### PAGE TEXT

Colossus options design
$Id: options.txt 3628 2009-02-26 03:01:06Z dripton $

There are two basic kinds of options in Colossus, client and server.
Server options are those for the whole game.  They are set at game
start by the player who starts the game.  Client options are for one 
client, or one player.  (There is one client per player, including
non-GUI AI clients.)

There are three main ways to set an option: on the command line, with
a GUI menu, or from a config file.  They should be as orthogonal as
possible -- it should be possible to set any option in any of these 
ways.  (Though it's not, yet.)

The command line is a convenient place to set some options to allow
automated testing, or quick startup for advanced users.  But most 
endusers will run the game from a GUI or Java Web Start, where 
command line options are difficult or impossible to set, so any 
option available on the command line should also be available on a 
menu.

A config file is a convenient way to reuse earlier option settings.
We use standard Java Properties files, with filenames 
Colossus-{playername}.cfg or Colossus-server.cfg   We automatically
load config files corresponding to the user's name during 
initialization.  We also have save and load option menu items for
the player options.  Server options are automatically saved and 
loaded, with no explicit save or load menu items.

Note that because of multiple ways to start the game (Java Web
Start versus JRE on command line versus running a local executable 
jar file from a GUI) it's not always obvious where to look for these
config files.  We use the Colossus subdirectory under whatever 
directory is pointed to by the Java property user.home.  

It is very easy for users to view and change boolean options using 
checkboxes.  Options with numeric or string values require slightly 
more complex GUIs to view or change.  I added a generic PickIntValue 
dialog that replaces PickScale and PickDelay and should work for 
setting any future int options.

There are two main GUI classes that allow changing options.  One is 
GetPlayers, which is used only by the primary client at the beginning 
of the game.  (Some functionality, like setting all of the player 
names from this dialog, will obviously change for networking.)
The other is MasterBoard, which has menus that stay up for the whole
game.  Some options, like balanced starting towers and variant, only 
work if set before the game starts.  Others can be varied during the 
game.  For simplicity we will require that *all* server options be
set for good at the start of the game.  (Client options can be changed
during the game.)

######
### ENTRIES SHOWN

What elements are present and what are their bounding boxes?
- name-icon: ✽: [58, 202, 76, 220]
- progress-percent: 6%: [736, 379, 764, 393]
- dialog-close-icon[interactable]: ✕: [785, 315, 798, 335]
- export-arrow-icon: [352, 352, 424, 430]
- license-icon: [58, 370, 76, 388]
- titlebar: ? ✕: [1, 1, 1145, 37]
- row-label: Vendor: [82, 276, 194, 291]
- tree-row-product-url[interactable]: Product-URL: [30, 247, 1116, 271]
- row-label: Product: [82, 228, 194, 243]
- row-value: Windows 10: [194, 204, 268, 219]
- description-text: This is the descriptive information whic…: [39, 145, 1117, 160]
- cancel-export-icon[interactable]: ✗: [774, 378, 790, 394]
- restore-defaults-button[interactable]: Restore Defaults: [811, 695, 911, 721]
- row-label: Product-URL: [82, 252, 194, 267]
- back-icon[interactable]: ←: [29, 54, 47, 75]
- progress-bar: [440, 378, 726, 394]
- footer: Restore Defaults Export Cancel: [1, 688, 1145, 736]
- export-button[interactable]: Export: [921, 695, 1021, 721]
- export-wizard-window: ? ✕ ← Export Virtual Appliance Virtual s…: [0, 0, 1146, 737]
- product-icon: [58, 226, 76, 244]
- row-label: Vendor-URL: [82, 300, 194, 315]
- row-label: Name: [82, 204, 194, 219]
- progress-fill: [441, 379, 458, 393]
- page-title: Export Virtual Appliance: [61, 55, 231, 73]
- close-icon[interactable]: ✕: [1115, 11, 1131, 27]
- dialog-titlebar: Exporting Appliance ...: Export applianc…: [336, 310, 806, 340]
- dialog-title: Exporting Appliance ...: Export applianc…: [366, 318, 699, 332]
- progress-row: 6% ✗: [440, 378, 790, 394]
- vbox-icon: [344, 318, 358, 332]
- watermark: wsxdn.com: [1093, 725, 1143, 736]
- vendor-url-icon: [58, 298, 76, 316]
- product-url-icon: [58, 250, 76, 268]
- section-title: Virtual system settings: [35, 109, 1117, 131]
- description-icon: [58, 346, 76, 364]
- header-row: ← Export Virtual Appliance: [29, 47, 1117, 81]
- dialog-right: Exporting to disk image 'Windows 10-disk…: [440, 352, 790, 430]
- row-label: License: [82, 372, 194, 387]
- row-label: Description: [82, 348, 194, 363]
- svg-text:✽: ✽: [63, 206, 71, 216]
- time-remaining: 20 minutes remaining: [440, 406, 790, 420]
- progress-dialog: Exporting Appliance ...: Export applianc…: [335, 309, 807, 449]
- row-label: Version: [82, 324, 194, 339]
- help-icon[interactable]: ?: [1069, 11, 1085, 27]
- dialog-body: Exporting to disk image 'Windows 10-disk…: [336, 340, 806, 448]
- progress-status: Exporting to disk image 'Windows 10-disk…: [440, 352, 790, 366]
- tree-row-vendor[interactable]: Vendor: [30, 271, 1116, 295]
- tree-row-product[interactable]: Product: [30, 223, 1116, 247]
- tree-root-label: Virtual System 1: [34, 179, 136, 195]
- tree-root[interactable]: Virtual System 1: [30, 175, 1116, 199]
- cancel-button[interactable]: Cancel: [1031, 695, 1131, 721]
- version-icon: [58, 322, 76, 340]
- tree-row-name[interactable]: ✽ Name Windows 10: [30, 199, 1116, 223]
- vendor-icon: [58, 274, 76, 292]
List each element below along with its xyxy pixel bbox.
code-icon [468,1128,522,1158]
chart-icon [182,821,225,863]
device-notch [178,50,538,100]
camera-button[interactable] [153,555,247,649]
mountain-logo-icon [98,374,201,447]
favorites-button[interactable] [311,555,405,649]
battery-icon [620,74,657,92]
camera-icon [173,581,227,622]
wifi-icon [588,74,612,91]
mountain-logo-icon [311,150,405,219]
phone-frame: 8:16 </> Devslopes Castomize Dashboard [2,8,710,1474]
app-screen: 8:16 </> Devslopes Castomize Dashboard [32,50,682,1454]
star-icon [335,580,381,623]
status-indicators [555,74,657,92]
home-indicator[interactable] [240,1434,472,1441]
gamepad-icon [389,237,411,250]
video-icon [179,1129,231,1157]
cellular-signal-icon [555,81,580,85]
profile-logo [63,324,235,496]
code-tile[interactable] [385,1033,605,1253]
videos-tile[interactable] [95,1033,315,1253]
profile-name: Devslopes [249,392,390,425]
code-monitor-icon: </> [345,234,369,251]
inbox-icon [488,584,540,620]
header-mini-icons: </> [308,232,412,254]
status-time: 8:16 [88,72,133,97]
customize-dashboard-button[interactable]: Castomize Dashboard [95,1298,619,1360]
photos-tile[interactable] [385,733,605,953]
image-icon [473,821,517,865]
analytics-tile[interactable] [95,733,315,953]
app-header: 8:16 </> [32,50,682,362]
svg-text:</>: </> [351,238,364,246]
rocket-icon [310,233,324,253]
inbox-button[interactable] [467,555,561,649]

######

TASKS TO PERFORM =>
(1) Set down the passage of the Colossus options design notes between "It is very easy" and "future int options.", inclusive.
(2) Answer these questions from the Colossus options design notes:
(a) What are the two basic kinds of options in Colossus?
(b) What filename is used for the server's config file?
(c) Which generic dialog replaces PickScale and PickDelay?
(3) Continue the Colossus options design notes from where they stop.

RESPONSES BY TASK =>
(1)
It is very easy for users to view and change boolean options using 
checkboxes.  Options with numeric or string values require slightly 
more complex GUIs to view or change.  I added a generic PickIntValue 
dialog that replaces PickScale and PickDelay and should work for 
setting any future int options.

(2)
(a) Client and server.
(b) Colossus-server.cfg
(c) PickIntValue

(3)
The net.sf.colossus.util.Options class is used (separately) by the
server and each client.  It actually stores the set of options in
a Properties, which is in turn backed by a Hashtable of string
keys to string values.  So this means that all options are really 
strings, and we need to do some conversion to return them as ints 
or booleans.  Options has methods to assist, but because of the lack
of type checking it's important to ask for the right kind of value
for each option.  Properties includes the interface we use for file 
saving and loading.

The rule when option settings conflict is that command-line options
override options loaded from a config file at game start.  Options
changed on a menu should override anything set earlier on the command 
line or in a config file.

Options are never duplicated between client and server sides.  Client 
options are controlled from the MasterBoard menus and 
Colossus-{playername}.cfg.  Server options are controlled from the 
GetPlayers menus, Colossus-server.cfg, and command-line options.  
No server options can be changed in the middle of a game.  (This is 
unfortunately inconvenient for some options.)  The player cfg files 
never override the server cfg file.

To simplify the GetPlayers dialog, and allow reusing the values from
the previous game, we're now treating player names and types and the
variant as server options.

Note that Game.syncOptions() copies all server options to all clients,
so that client-side clones of server functionality (e.g. Movement)
know the correct settings for optional rules.